Excerpts from a figure dataset

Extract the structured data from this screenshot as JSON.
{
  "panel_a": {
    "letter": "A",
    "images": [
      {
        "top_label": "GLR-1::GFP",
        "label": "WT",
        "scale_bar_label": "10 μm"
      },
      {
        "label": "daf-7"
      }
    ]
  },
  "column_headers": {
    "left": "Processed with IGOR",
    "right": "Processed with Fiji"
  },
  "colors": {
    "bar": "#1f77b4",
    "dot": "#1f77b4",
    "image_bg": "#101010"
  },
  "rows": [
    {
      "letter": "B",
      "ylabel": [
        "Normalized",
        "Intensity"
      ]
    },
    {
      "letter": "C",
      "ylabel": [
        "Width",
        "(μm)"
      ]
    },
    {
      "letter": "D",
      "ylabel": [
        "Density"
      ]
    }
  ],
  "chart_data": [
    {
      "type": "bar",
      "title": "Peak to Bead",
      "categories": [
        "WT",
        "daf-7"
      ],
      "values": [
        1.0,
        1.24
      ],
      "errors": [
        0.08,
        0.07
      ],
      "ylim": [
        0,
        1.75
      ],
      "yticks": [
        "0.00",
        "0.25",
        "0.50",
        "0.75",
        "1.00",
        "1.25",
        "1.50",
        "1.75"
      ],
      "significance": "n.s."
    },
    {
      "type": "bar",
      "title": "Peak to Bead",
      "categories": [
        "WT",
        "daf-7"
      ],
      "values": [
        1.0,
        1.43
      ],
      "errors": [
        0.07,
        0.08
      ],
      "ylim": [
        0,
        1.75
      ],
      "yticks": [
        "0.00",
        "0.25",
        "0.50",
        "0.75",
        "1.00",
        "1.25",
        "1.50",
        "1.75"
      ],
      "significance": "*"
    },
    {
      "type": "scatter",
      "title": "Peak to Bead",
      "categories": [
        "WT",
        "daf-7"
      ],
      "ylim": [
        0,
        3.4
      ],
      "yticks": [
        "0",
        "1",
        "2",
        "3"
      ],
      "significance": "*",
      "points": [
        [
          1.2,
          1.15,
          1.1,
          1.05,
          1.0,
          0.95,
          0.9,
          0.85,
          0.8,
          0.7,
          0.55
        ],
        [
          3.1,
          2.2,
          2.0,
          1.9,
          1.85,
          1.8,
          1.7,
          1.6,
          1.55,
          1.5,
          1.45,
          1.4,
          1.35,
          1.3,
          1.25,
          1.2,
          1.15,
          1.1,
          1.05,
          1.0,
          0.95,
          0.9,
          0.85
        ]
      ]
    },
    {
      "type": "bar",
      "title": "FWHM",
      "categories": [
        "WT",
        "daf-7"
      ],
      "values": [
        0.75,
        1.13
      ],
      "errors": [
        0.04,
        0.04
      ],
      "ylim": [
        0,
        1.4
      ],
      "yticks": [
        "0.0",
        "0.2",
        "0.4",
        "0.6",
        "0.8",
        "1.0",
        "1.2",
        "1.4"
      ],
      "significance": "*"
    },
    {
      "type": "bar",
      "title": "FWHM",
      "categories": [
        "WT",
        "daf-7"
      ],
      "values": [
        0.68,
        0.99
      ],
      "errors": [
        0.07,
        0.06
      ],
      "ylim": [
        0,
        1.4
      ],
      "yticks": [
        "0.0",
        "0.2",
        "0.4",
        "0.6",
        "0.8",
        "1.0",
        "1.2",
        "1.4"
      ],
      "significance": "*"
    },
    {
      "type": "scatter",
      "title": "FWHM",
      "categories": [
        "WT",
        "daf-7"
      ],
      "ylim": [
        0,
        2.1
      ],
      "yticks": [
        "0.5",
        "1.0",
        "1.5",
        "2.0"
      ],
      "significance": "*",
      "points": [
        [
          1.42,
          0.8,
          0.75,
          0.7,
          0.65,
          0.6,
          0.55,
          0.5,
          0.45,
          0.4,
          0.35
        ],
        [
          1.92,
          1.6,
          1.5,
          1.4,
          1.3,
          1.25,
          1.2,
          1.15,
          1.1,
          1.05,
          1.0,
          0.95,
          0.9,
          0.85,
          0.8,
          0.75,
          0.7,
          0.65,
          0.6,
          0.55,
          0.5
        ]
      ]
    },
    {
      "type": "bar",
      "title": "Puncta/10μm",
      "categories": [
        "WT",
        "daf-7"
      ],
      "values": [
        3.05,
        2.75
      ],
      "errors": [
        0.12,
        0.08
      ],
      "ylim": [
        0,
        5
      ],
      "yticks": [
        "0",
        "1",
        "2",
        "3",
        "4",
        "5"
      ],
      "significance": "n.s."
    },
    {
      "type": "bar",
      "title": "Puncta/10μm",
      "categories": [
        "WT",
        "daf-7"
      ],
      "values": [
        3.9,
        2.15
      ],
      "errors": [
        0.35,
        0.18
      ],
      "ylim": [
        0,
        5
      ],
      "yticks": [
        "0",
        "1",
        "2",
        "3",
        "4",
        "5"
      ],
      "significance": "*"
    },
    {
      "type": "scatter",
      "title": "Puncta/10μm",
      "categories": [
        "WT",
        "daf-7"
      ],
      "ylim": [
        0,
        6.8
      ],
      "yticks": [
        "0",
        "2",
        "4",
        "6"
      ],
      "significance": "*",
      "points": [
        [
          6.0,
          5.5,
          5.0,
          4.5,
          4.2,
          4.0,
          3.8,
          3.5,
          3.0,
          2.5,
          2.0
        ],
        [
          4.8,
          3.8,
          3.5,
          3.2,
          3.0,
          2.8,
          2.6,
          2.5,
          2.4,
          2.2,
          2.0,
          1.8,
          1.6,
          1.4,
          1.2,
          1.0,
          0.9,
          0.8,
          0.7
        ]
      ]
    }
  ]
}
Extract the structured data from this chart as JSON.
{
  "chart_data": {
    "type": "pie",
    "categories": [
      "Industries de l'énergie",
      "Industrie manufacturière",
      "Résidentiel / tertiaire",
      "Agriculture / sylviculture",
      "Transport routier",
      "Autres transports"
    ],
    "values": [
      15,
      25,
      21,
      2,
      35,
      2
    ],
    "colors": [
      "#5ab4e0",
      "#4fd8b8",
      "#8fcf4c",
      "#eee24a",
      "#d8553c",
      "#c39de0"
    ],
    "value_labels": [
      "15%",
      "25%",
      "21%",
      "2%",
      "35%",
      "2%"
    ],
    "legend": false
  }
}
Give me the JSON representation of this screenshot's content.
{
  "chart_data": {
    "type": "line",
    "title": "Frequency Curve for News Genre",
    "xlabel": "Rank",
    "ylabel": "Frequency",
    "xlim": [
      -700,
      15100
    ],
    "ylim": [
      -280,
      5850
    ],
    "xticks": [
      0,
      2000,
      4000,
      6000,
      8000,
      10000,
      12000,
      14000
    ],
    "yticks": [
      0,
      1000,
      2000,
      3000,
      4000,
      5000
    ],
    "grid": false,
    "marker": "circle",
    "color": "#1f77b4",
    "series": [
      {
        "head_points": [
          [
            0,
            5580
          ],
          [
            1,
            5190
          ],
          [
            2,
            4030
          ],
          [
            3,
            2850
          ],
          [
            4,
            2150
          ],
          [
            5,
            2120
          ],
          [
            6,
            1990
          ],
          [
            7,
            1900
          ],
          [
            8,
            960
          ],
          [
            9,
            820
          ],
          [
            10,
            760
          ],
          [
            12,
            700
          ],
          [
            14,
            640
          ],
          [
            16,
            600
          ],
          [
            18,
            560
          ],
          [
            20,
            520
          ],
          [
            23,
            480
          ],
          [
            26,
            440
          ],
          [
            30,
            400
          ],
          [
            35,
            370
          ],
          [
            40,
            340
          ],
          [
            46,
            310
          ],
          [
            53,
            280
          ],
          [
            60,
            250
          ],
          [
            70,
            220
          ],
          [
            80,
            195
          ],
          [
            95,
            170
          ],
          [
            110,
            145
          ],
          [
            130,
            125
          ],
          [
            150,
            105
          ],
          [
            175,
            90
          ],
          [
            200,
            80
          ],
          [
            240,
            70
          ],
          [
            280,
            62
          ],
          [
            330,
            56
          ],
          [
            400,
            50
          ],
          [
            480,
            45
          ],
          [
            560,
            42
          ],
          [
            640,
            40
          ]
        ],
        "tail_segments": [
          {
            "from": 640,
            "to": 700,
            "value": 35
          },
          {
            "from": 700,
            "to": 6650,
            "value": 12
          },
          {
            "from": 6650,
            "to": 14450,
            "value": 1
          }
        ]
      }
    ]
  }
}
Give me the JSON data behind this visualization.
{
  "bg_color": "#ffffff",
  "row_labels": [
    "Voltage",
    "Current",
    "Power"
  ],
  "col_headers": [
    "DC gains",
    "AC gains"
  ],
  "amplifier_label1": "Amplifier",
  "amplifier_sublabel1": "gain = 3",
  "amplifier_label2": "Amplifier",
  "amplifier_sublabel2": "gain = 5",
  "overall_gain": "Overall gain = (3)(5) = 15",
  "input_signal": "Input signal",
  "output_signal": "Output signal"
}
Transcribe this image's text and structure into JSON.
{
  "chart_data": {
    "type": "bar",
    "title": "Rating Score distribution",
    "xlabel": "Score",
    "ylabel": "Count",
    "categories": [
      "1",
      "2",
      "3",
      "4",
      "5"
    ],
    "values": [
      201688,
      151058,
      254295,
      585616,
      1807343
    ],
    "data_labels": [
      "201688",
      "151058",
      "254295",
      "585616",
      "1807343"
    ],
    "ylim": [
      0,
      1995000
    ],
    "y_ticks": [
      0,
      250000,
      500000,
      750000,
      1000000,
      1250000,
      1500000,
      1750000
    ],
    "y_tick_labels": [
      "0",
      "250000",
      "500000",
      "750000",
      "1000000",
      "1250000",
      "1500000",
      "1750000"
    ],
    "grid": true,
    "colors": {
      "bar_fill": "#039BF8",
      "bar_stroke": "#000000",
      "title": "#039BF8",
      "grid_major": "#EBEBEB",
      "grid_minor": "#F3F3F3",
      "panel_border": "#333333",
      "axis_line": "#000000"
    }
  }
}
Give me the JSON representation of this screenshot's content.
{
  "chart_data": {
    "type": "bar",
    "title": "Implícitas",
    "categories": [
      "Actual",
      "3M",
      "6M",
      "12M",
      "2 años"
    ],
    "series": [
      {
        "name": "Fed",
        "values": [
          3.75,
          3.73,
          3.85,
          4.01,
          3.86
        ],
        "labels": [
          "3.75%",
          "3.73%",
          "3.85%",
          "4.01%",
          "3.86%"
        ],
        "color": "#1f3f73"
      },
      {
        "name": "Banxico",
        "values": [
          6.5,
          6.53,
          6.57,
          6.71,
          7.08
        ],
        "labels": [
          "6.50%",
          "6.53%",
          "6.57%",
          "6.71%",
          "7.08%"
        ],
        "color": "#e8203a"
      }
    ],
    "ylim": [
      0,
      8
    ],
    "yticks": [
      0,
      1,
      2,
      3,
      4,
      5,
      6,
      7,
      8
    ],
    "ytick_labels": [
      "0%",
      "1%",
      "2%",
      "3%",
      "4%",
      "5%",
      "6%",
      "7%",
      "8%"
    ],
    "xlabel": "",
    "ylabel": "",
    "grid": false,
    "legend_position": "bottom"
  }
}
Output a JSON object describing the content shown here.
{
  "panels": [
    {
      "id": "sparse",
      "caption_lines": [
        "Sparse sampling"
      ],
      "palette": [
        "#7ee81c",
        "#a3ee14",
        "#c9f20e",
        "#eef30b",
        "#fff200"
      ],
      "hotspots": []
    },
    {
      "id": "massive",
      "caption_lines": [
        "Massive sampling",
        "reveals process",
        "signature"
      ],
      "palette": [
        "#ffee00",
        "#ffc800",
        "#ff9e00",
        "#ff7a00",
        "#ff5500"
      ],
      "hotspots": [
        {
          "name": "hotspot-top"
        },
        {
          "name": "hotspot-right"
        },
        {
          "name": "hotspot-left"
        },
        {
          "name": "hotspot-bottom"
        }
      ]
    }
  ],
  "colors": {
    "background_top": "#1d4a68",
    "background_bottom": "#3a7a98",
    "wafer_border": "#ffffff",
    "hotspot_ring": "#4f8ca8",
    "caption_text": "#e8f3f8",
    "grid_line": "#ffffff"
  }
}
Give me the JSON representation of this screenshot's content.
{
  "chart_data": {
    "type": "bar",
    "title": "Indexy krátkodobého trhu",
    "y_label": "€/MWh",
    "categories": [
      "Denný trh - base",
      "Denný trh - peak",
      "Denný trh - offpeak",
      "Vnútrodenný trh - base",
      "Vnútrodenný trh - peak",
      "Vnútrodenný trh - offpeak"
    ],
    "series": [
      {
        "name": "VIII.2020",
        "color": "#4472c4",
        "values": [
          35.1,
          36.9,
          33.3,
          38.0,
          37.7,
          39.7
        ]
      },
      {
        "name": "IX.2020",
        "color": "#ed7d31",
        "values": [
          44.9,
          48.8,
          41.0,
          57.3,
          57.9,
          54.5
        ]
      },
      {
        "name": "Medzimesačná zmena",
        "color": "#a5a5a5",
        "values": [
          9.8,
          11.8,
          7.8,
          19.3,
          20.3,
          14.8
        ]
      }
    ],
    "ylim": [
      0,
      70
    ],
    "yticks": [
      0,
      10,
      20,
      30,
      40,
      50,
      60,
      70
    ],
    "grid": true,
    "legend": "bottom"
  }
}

▶ _Written problem_:
Identify every line above with the string "right" in it. Copy those lines.

▶ _Output for this exercise_:
    "right": "Processed with Fiji"
          "name": "hotspot-right"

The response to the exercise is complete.